To be done: List every line below containing "KHANT".

Records shown:
+ + + + + + +

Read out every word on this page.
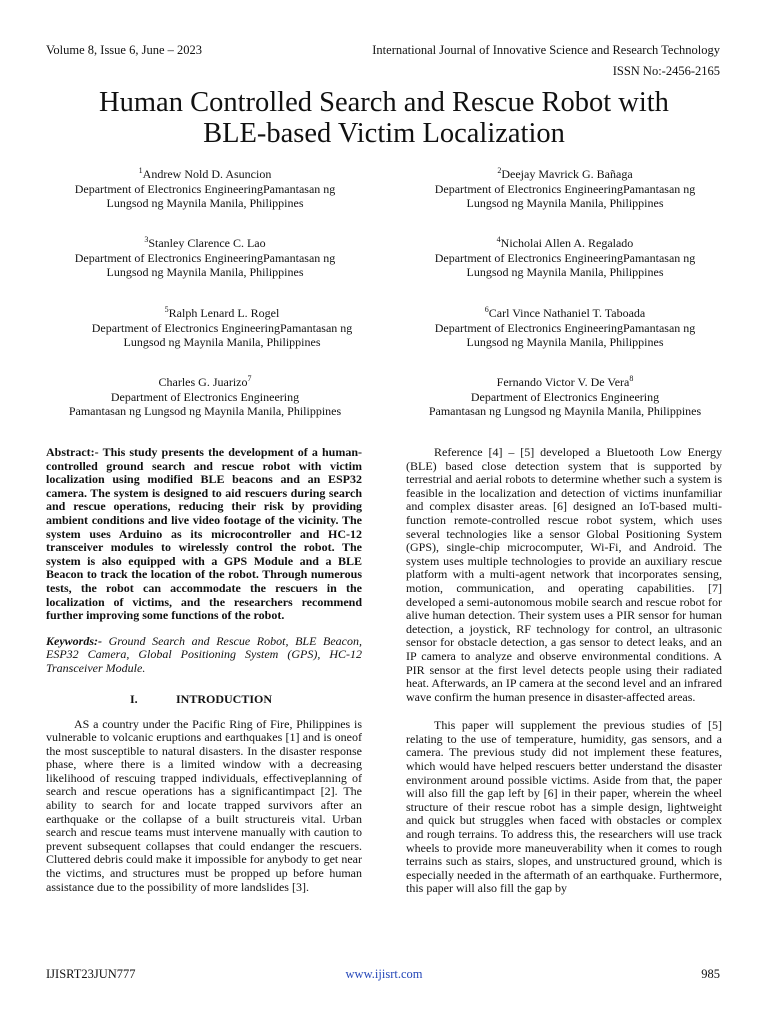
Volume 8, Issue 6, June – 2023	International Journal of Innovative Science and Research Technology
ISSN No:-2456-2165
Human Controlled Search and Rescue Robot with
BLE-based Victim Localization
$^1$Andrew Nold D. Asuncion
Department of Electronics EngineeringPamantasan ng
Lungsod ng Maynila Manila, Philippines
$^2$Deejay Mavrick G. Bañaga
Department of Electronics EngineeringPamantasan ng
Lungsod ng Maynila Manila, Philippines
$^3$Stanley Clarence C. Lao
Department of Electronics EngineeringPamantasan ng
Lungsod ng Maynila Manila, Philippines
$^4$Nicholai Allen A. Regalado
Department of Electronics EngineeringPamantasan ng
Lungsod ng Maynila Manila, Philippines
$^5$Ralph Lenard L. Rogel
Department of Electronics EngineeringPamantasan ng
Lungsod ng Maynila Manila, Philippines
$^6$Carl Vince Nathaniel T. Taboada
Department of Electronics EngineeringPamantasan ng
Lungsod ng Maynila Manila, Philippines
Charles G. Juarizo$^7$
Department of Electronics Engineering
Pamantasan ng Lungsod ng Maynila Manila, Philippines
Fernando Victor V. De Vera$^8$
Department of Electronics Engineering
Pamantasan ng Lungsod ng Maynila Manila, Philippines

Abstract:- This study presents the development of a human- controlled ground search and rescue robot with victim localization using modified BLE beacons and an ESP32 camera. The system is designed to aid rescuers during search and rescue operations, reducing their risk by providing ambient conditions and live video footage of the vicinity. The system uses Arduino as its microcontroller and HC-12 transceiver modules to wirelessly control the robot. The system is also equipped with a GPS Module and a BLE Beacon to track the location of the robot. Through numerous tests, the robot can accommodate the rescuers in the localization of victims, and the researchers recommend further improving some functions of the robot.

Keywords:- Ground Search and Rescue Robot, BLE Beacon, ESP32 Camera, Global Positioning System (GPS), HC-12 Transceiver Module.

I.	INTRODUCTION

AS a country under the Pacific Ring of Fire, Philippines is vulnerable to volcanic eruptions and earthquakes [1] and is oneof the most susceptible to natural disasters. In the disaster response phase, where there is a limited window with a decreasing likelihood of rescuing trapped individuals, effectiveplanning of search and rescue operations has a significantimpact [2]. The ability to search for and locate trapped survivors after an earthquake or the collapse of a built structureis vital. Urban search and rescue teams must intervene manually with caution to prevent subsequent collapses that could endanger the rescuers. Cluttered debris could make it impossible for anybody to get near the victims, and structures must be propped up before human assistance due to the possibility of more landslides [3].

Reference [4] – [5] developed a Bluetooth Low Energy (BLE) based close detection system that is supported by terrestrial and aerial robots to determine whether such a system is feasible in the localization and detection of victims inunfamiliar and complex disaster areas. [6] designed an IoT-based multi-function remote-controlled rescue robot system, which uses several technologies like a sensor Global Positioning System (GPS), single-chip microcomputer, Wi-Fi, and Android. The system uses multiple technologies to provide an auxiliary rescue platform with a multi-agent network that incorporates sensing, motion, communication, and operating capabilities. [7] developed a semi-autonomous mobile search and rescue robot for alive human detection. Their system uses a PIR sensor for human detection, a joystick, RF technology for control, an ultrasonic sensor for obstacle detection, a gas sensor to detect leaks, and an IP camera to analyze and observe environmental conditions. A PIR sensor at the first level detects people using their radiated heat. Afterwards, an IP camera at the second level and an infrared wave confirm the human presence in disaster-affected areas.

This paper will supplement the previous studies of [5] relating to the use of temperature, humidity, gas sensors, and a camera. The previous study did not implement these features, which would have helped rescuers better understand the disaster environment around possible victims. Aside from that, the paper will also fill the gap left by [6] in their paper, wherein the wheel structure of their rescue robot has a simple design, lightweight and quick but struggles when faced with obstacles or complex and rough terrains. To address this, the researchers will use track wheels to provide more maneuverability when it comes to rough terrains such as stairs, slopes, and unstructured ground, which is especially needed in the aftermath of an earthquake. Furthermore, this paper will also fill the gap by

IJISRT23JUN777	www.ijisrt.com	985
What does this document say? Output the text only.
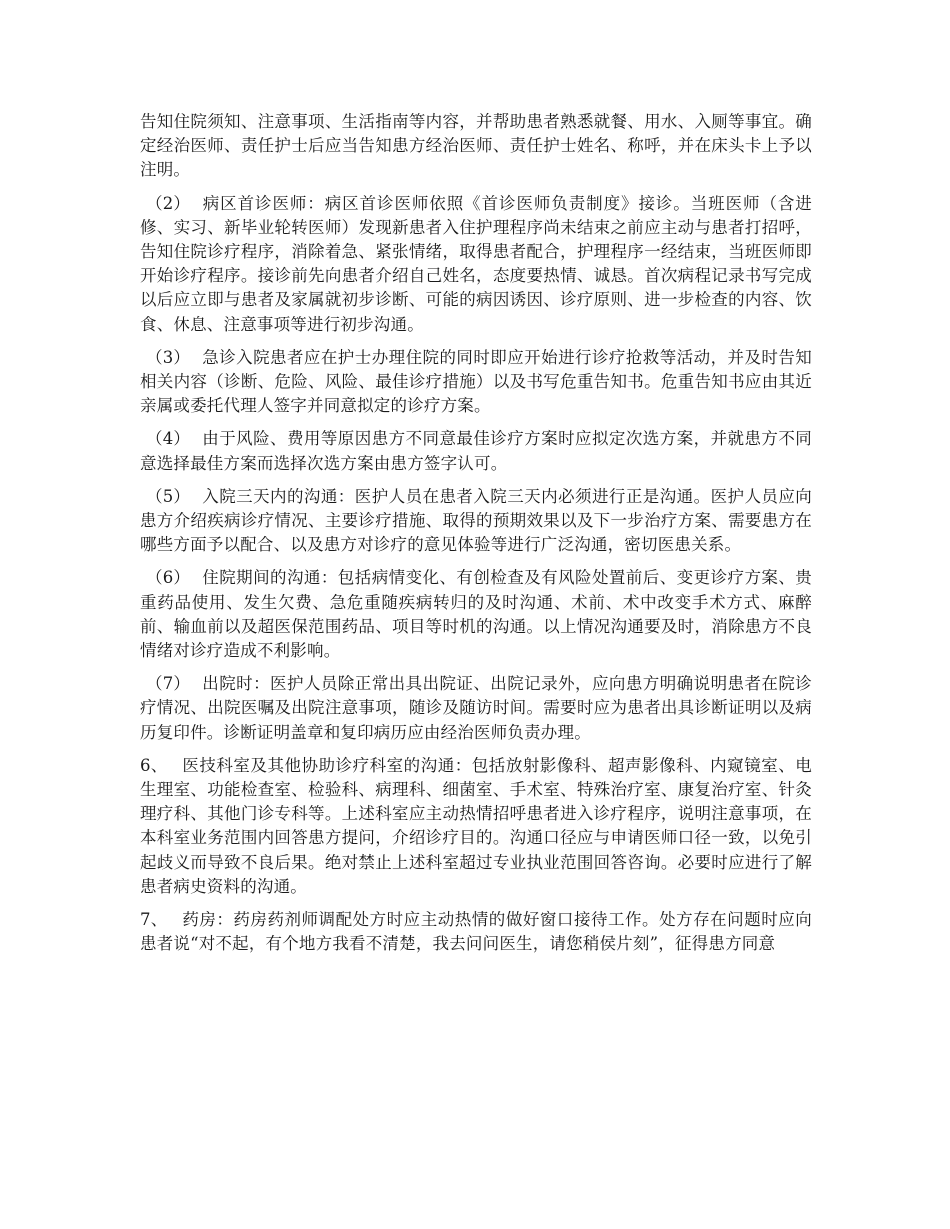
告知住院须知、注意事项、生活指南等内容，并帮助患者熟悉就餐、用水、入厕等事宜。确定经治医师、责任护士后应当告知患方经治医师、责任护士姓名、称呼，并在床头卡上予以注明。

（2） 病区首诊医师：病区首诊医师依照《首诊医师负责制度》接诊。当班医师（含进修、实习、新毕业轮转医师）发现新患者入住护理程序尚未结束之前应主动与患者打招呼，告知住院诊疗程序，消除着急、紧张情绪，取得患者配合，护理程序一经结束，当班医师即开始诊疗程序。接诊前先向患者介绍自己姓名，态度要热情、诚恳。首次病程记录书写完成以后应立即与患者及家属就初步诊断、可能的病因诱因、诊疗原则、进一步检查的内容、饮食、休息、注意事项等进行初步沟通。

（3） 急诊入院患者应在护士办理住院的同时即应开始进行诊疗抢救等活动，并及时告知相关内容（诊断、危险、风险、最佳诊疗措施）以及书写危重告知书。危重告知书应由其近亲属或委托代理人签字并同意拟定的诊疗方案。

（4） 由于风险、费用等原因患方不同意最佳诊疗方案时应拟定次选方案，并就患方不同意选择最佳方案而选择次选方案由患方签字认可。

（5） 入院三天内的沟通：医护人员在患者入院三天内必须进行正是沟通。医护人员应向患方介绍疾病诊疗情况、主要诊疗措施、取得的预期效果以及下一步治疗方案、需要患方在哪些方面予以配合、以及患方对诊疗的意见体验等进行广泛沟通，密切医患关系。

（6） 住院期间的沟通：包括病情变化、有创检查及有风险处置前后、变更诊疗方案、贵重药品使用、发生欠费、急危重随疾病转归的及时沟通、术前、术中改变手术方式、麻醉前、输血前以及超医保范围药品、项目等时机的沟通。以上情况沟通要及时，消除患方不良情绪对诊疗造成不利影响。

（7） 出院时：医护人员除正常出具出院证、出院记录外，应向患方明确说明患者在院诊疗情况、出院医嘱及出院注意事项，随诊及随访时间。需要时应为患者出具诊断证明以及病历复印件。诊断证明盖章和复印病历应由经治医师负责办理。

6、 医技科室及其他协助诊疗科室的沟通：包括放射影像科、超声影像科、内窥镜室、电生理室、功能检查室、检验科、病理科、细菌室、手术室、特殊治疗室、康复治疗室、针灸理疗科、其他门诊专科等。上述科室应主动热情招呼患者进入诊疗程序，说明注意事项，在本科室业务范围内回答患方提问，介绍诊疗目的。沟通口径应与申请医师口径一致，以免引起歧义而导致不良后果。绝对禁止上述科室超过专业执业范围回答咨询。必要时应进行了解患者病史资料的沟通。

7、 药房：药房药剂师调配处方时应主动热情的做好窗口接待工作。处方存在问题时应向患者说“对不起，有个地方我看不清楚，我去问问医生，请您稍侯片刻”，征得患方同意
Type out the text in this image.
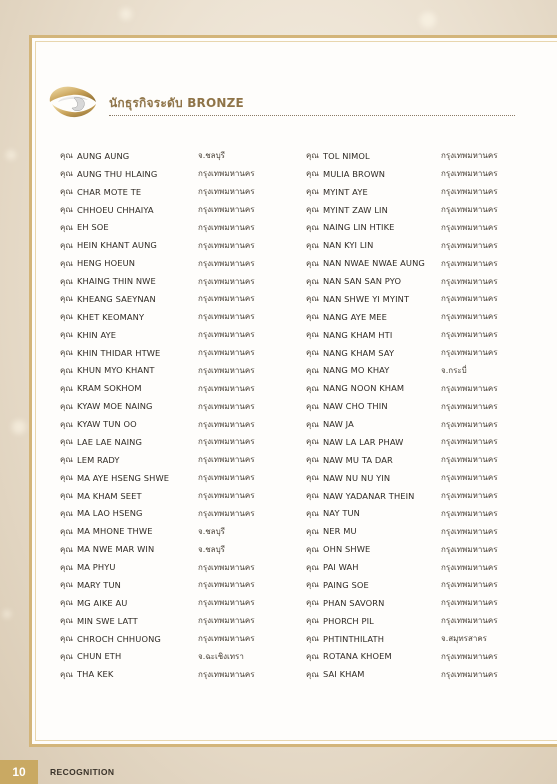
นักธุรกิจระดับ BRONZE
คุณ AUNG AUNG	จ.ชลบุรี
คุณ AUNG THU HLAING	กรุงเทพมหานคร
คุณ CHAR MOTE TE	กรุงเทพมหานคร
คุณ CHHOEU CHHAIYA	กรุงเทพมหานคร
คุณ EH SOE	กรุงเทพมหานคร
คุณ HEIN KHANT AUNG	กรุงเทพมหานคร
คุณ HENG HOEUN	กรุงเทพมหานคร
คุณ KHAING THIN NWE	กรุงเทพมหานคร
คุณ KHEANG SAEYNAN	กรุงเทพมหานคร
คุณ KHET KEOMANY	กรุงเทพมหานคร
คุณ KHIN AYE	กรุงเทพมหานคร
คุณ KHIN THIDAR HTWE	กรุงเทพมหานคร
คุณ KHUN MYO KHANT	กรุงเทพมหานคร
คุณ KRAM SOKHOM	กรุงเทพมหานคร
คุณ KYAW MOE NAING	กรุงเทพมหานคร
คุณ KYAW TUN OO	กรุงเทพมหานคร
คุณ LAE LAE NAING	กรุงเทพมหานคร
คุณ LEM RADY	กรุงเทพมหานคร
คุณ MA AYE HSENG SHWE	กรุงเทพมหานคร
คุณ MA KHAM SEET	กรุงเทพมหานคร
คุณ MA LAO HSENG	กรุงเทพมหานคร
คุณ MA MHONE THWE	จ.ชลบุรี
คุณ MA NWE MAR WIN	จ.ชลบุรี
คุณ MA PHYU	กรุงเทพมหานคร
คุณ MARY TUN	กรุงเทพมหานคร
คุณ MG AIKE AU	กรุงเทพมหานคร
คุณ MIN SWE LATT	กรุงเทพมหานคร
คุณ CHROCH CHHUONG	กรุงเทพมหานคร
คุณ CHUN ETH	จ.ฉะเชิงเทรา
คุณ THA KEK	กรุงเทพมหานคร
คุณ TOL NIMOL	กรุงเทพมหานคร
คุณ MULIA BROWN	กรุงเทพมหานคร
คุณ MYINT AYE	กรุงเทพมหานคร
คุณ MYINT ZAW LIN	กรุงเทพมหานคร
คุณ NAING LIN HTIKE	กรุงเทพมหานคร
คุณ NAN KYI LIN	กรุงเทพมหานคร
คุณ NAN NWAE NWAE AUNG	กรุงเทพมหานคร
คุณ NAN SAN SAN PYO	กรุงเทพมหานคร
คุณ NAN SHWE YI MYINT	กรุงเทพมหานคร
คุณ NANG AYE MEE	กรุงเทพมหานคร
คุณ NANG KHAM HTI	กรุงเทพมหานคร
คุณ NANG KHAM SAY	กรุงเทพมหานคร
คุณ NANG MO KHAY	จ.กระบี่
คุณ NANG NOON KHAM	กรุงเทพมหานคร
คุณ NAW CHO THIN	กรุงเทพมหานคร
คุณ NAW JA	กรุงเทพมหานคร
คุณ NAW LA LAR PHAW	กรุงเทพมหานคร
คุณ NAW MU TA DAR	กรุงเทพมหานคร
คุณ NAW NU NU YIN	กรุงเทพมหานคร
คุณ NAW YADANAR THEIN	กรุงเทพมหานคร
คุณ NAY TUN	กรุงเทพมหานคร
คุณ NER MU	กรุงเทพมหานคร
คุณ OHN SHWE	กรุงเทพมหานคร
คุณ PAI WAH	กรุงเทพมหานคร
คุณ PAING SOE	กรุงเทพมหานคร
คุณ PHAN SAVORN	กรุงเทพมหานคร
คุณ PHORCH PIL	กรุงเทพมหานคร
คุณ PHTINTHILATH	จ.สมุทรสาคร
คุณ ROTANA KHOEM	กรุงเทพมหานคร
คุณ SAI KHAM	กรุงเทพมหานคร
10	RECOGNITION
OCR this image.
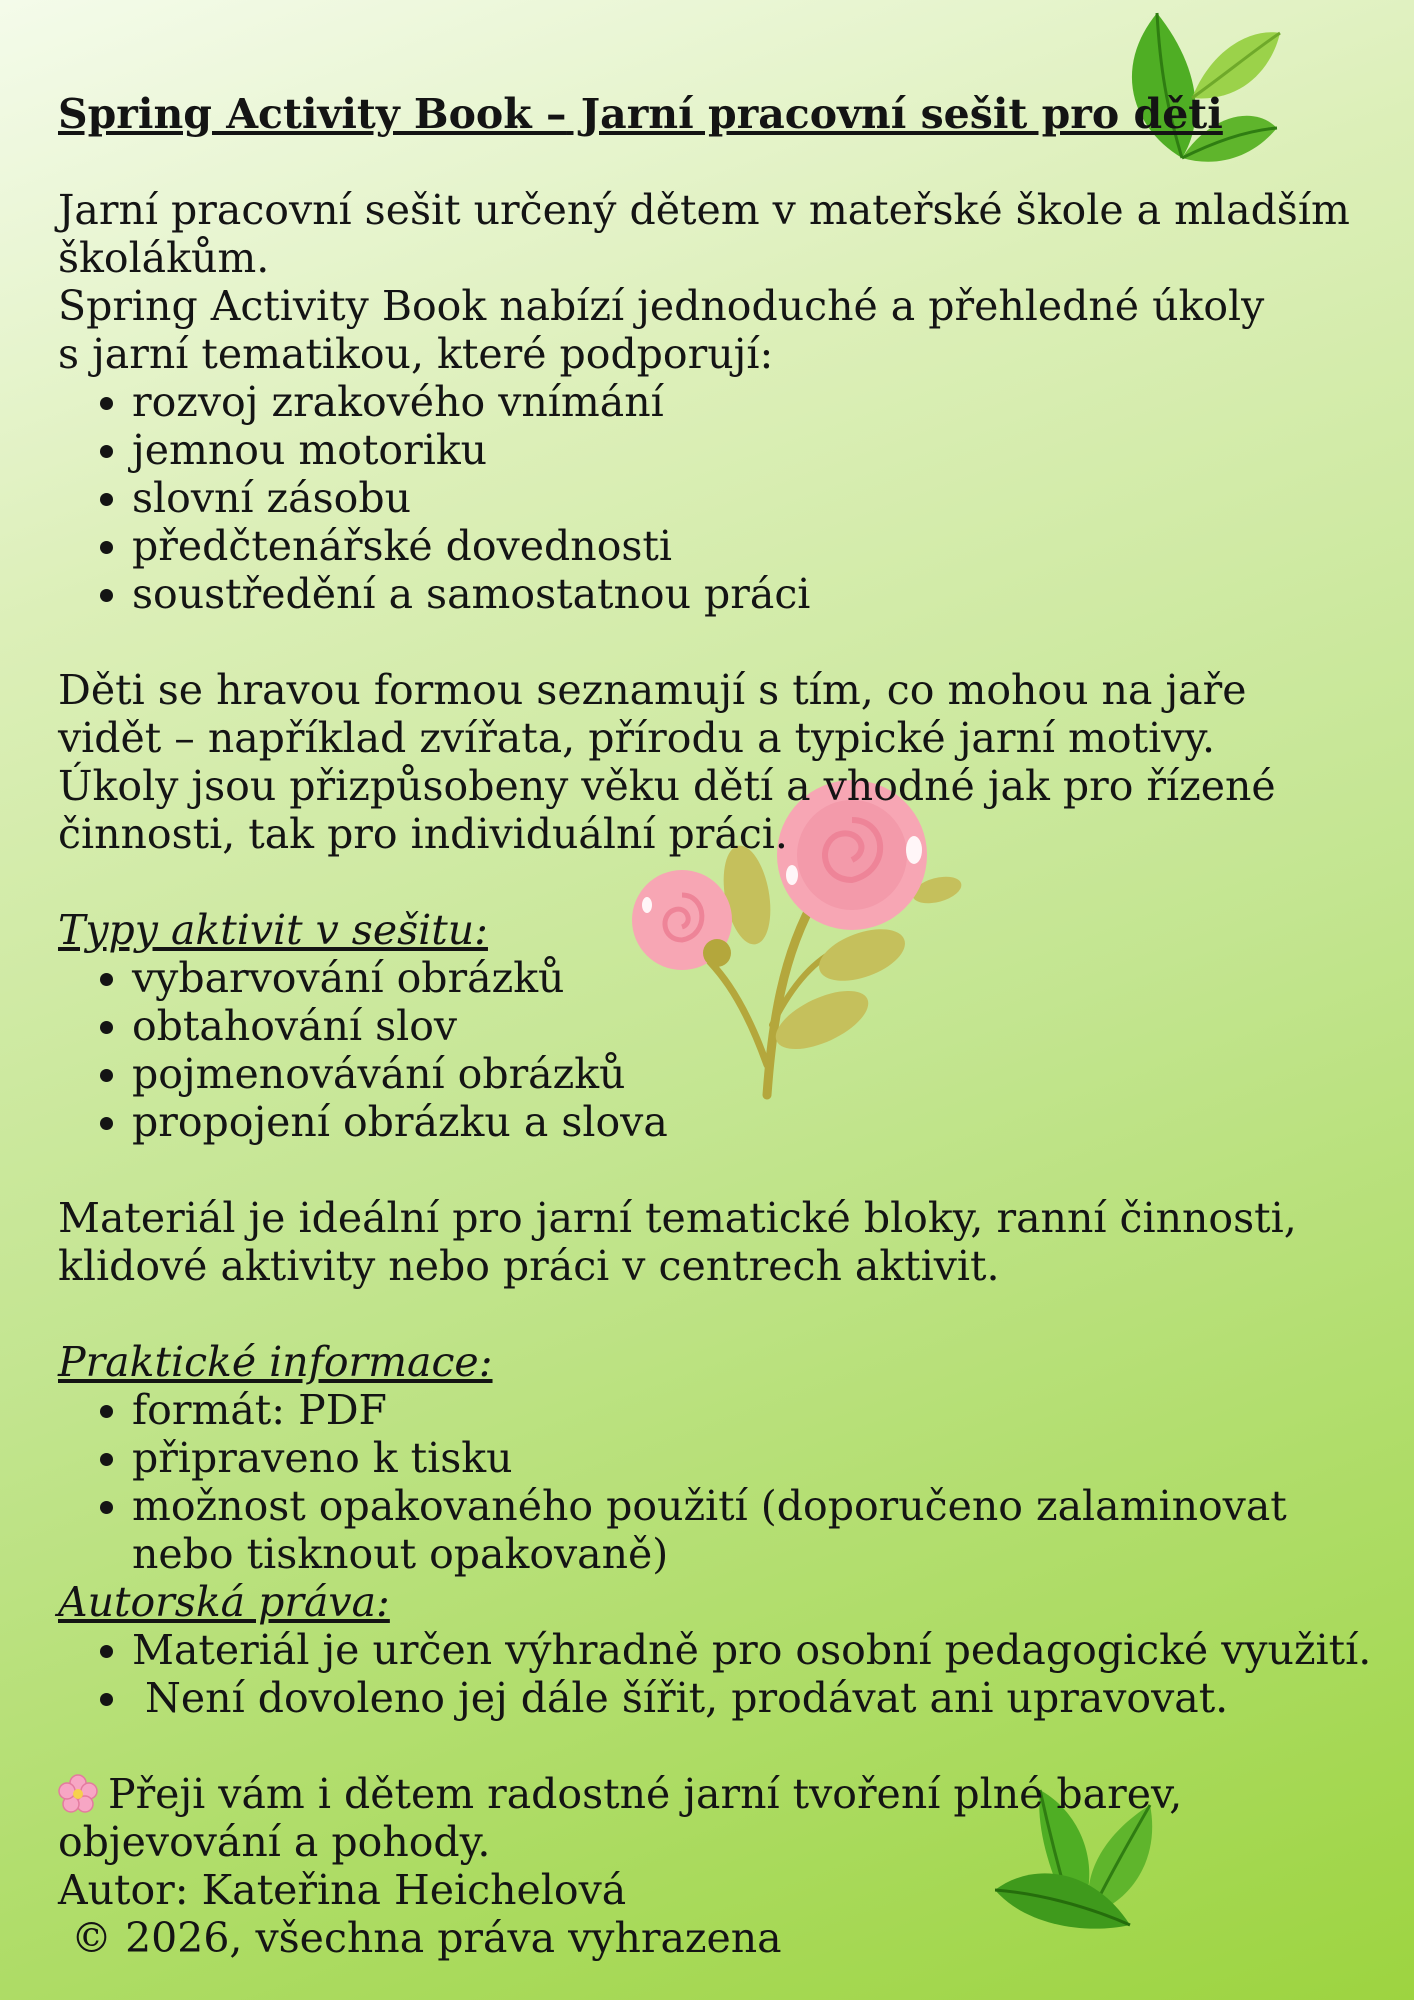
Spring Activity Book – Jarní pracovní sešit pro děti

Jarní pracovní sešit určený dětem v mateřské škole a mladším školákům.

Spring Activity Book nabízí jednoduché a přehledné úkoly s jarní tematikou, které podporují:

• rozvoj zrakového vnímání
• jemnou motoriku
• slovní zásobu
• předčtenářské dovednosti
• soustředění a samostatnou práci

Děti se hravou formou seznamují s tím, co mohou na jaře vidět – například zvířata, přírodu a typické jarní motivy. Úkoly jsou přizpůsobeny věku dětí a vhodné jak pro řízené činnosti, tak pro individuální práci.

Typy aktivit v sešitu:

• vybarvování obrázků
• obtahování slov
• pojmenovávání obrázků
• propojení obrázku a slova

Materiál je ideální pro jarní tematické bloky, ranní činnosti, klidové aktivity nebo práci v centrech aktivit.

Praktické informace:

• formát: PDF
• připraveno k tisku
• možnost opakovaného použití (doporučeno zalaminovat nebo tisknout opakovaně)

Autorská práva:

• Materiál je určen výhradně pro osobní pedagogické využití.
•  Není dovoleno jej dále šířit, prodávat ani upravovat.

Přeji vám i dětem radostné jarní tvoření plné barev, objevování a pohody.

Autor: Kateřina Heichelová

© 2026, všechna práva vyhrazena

+ + + + + + +

Result for this task:
คุณ HEIN KHANT AUNG	กรุงเทพมหานคร
คุณ KHUN MYO KHANT	กรุงเทพมหานคร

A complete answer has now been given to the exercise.